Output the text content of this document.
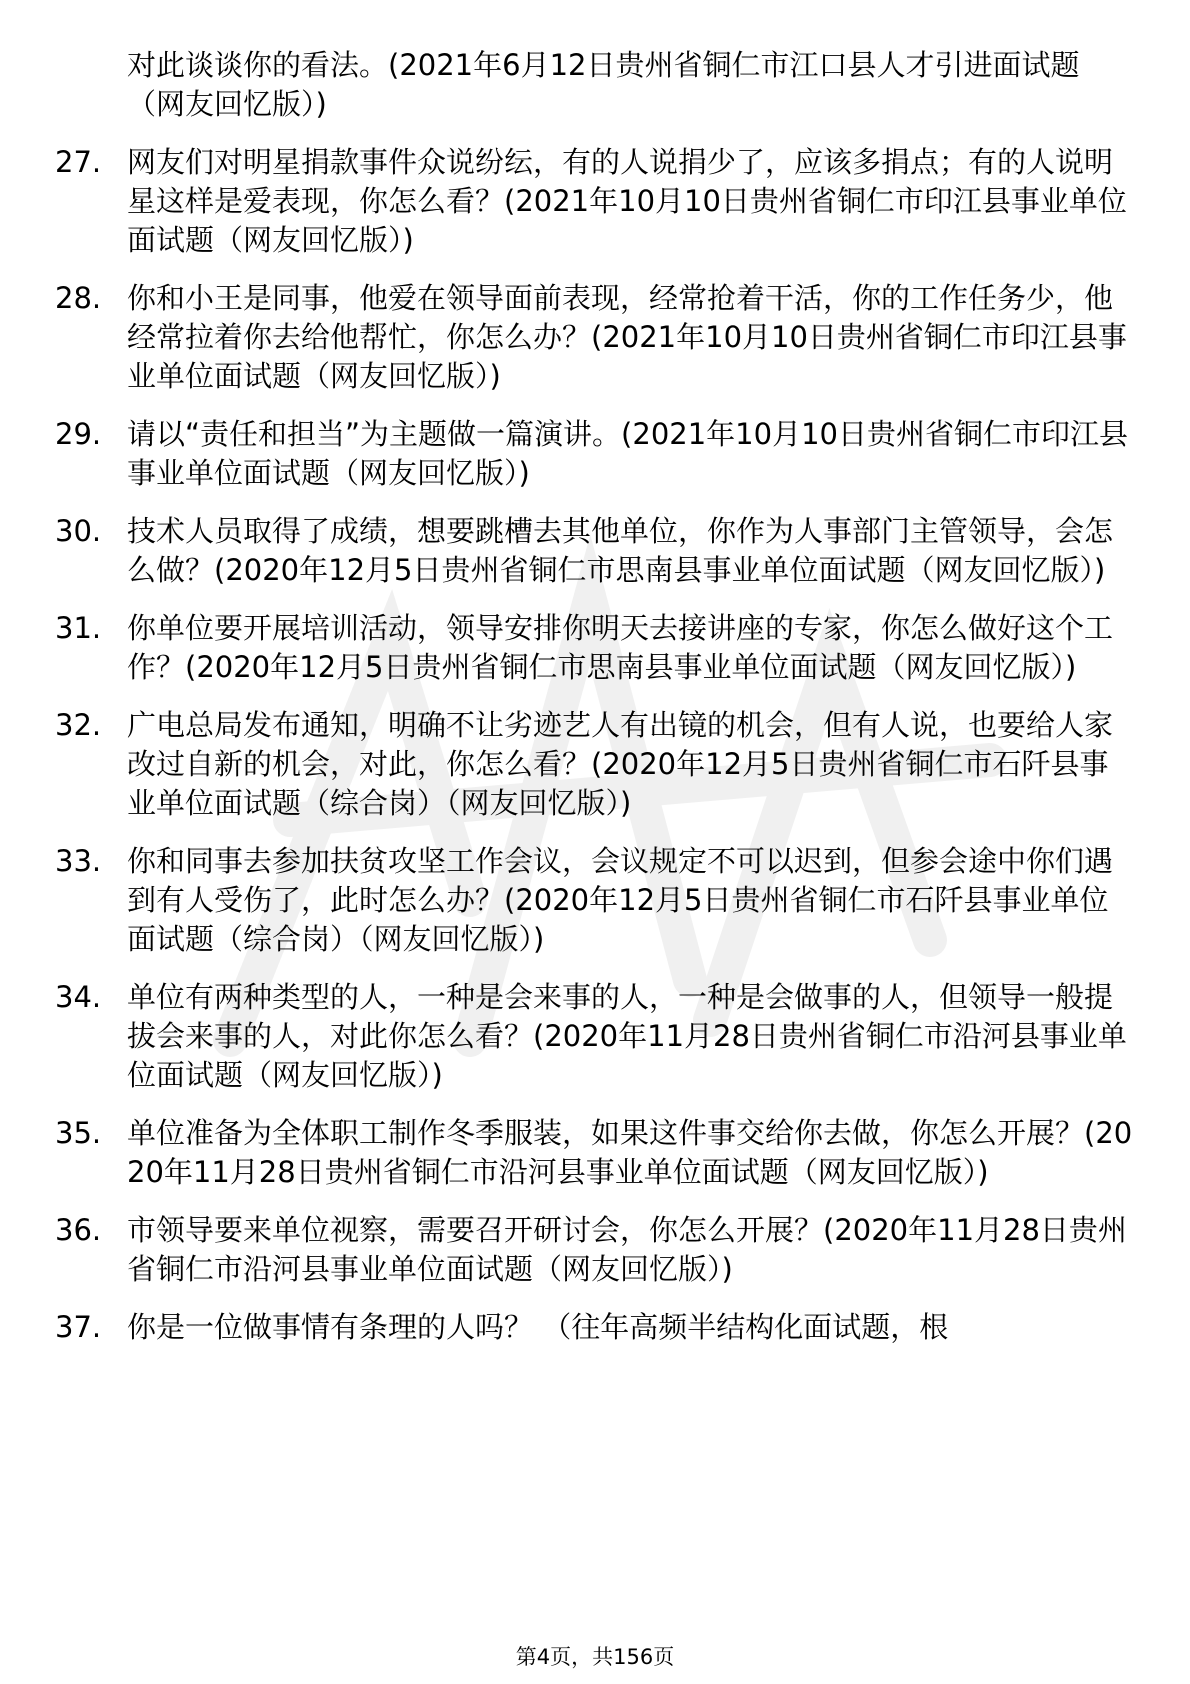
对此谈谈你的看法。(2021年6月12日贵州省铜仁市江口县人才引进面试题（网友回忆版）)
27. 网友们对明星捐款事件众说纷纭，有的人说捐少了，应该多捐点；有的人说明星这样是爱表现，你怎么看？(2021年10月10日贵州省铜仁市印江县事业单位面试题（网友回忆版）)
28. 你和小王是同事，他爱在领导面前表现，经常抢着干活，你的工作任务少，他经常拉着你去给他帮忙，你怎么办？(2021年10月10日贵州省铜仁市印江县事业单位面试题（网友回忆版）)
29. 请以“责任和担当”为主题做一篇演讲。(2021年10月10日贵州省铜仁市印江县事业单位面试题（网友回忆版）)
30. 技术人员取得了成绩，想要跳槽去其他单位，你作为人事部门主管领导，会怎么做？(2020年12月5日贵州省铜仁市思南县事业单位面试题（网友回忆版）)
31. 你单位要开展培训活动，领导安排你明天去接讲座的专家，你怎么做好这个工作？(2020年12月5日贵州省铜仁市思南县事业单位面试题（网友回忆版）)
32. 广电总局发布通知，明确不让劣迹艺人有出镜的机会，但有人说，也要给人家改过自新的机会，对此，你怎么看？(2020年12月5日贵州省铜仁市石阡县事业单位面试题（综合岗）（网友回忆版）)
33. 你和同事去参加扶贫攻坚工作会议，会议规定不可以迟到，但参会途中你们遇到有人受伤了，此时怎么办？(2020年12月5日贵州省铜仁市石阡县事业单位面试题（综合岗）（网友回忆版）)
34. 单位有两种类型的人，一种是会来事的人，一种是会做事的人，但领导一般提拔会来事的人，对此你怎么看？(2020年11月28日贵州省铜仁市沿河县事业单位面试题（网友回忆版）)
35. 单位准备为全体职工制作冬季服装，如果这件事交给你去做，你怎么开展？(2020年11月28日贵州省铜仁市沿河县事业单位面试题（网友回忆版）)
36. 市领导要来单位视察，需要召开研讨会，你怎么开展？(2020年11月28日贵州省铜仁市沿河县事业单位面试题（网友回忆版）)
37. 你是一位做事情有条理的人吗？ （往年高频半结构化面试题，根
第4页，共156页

---

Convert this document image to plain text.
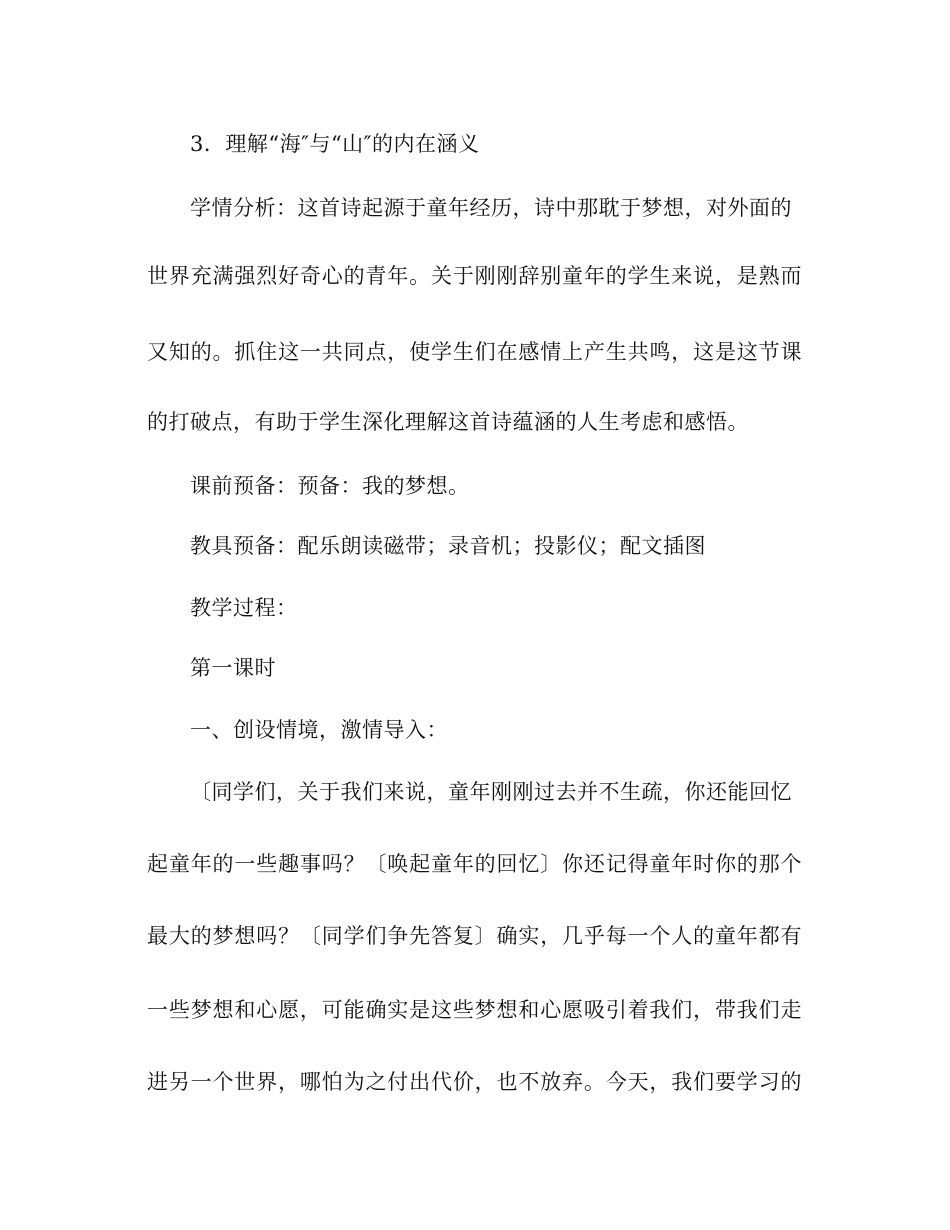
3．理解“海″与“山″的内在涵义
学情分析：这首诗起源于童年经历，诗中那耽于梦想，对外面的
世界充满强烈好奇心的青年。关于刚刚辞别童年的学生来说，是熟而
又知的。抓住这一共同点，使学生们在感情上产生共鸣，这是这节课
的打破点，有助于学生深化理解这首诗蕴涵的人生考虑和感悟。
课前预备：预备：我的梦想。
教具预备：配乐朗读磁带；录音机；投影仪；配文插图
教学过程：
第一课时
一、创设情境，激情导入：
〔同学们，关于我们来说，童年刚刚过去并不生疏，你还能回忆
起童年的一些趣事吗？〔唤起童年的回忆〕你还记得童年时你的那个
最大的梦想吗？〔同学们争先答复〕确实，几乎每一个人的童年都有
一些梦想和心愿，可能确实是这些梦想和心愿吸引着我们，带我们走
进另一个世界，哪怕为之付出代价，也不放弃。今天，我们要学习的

Stated exercise: Return each line that includes "document".

Complete response:
Output the text content of this document.
Convert this document image to plain text.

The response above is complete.